• [Data records]

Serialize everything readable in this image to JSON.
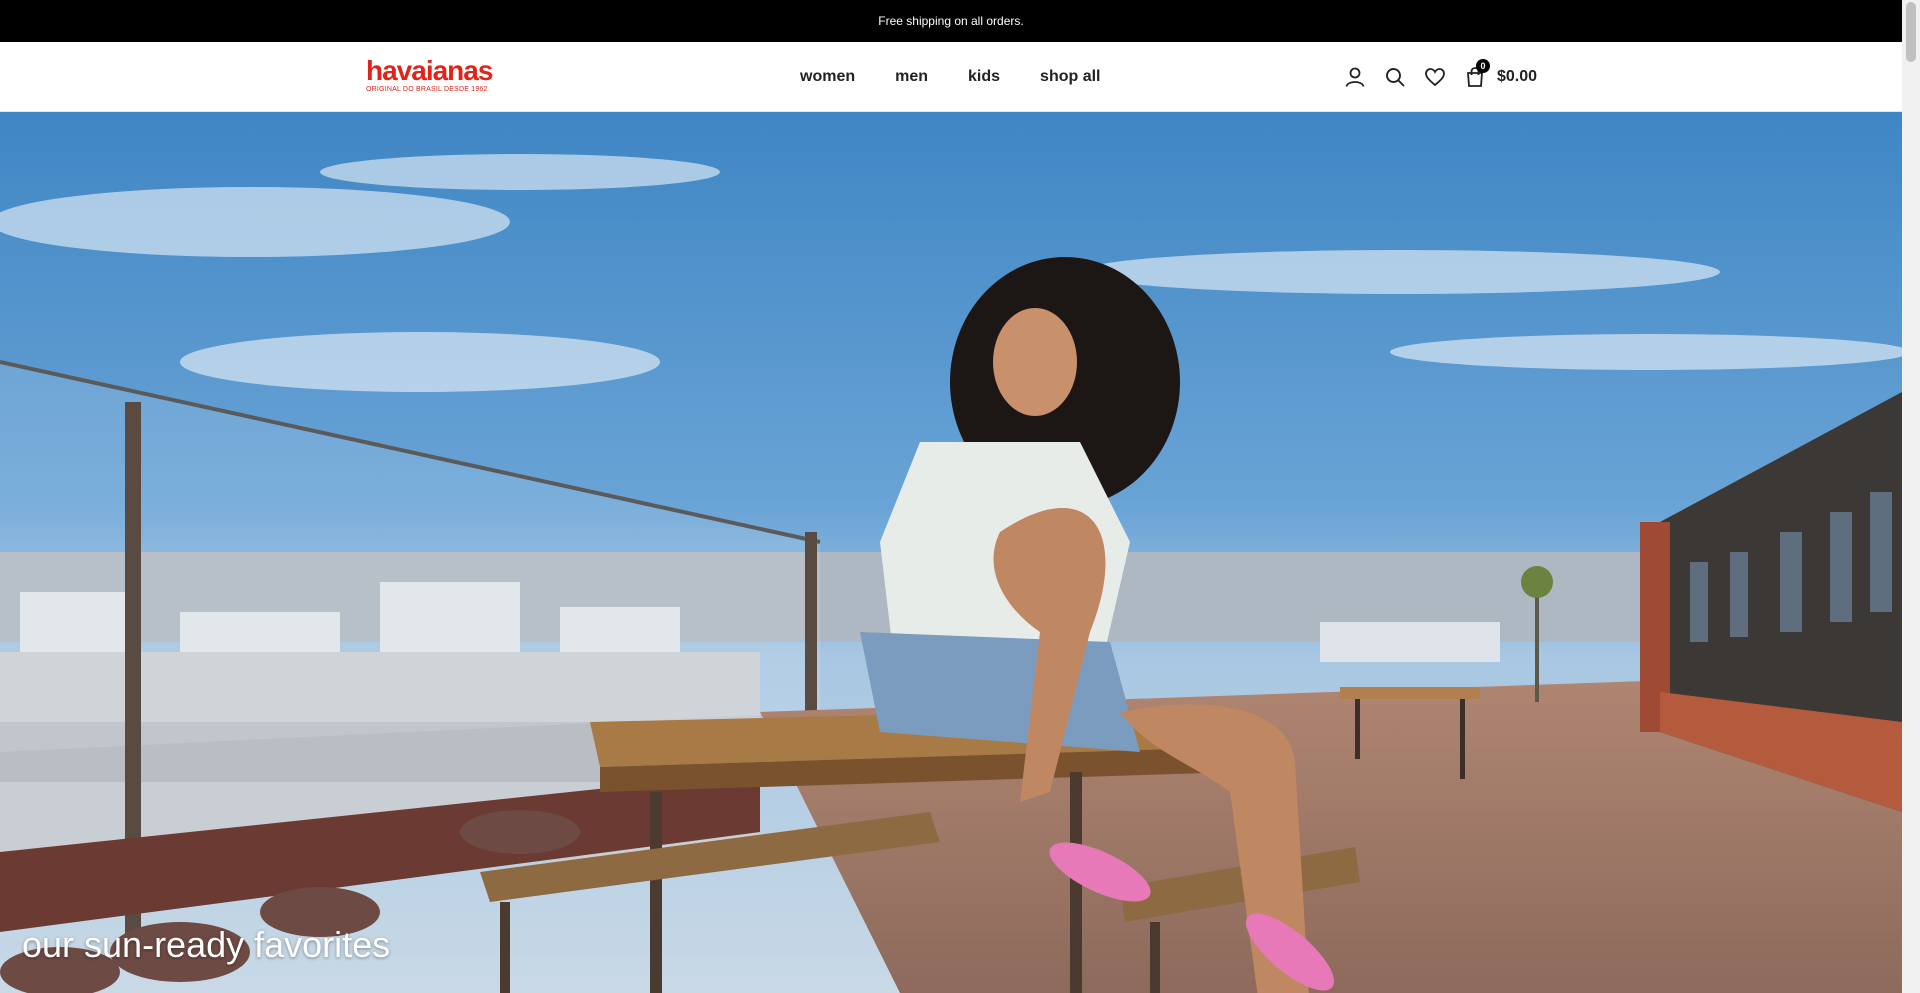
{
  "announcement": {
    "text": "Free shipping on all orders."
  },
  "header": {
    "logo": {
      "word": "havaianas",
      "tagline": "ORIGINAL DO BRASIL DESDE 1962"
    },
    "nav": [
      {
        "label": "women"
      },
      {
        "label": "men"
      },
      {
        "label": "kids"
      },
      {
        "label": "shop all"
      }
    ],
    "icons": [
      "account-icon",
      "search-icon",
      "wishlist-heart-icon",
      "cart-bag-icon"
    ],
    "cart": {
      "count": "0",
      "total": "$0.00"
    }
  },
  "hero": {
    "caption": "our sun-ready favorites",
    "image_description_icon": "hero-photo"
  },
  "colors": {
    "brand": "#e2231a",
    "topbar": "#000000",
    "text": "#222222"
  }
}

• [SHORT TASK] Using the listing above, show every line that includes the string "hero".

• [REPLY]
  "hero": {
    "image_description_icon": "hero-photo"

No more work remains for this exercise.